• _THE REQUEST_: Using the listing below, report all lines holding the word "text".

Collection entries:
-=-=-

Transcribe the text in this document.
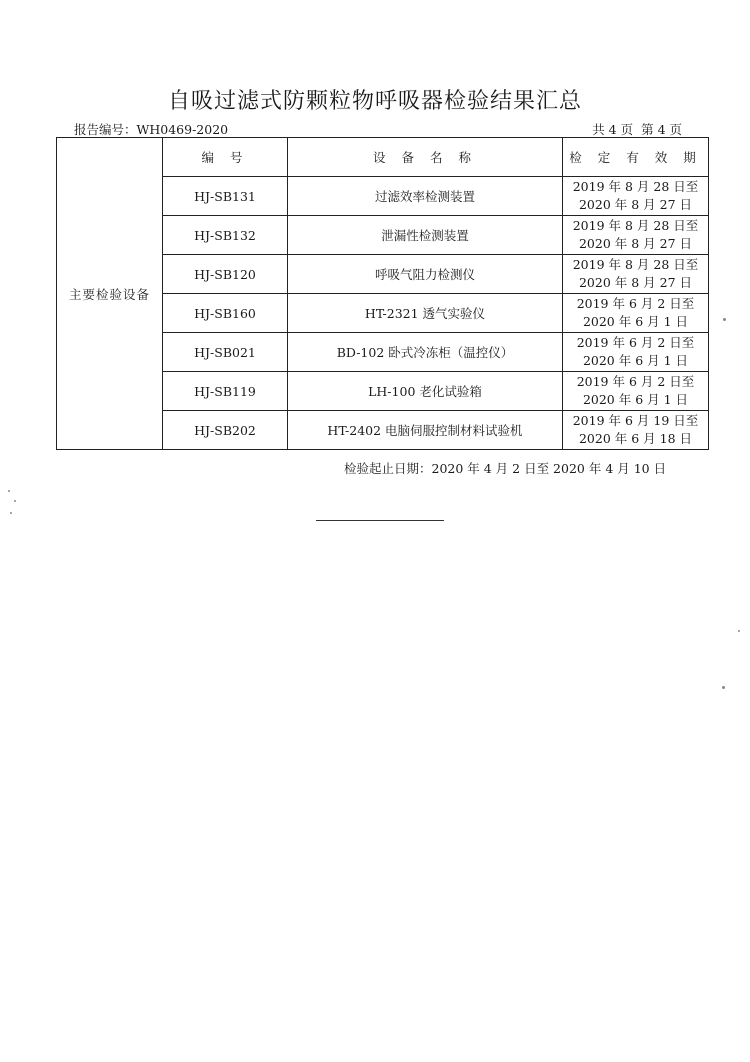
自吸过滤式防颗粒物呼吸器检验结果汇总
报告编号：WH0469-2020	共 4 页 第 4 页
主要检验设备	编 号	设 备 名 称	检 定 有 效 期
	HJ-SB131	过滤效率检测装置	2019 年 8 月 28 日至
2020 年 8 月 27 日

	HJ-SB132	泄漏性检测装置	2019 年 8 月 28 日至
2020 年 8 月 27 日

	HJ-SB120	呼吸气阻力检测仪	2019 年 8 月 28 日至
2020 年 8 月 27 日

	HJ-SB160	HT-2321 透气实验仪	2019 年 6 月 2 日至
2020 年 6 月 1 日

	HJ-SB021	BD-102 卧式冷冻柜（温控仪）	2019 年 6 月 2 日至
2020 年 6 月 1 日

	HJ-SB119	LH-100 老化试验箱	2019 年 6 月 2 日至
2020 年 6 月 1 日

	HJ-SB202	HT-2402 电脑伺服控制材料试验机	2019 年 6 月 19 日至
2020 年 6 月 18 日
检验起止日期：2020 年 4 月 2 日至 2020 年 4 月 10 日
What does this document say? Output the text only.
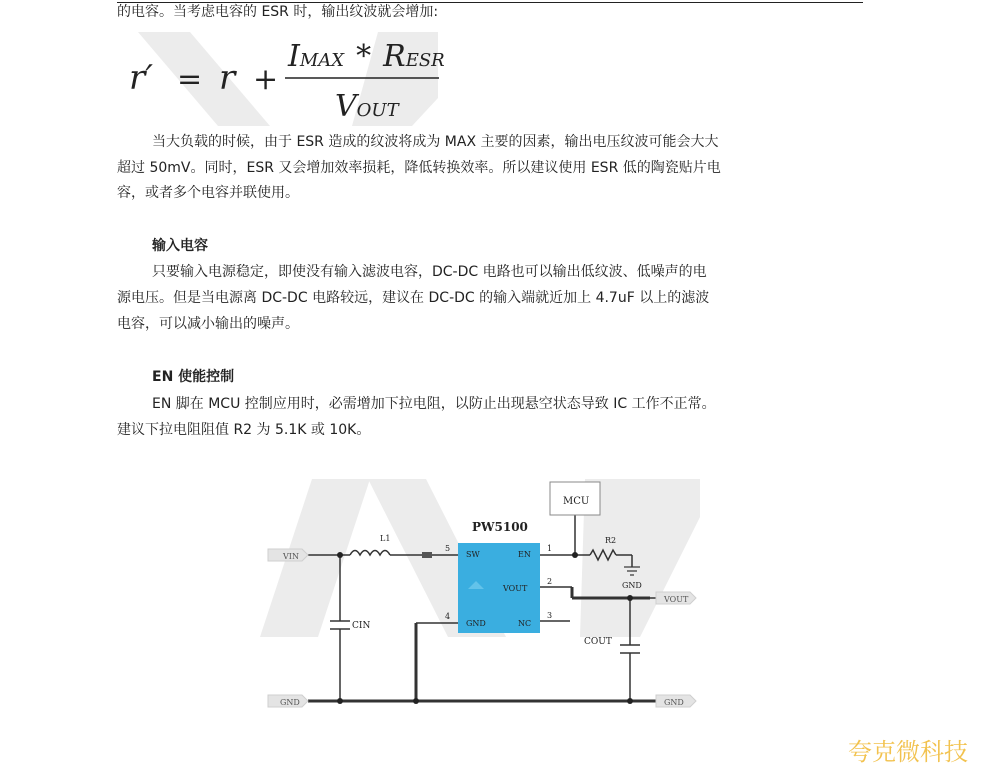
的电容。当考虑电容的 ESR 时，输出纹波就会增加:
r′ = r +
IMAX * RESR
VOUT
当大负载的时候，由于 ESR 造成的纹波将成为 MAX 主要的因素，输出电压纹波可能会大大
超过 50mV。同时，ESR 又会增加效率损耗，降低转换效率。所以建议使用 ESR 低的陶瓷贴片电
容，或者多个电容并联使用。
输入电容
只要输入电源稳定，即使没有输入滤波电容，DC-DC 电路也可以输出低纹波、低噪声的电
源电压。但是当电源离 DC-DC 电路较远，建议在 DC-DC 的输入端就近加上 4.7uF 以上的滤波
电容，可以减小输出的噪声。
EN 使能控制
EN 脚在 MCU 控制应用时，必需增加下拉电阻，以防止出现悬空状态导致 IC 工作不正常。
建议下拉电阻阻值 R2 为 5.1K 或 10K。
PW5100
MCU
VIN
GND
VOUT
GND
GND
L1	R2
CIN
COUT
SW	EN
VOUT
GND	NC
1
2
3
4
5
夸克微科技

-=-=-

• _RESPONSE_:
Transcribe the text in this document.
What does this document say? Output the text only.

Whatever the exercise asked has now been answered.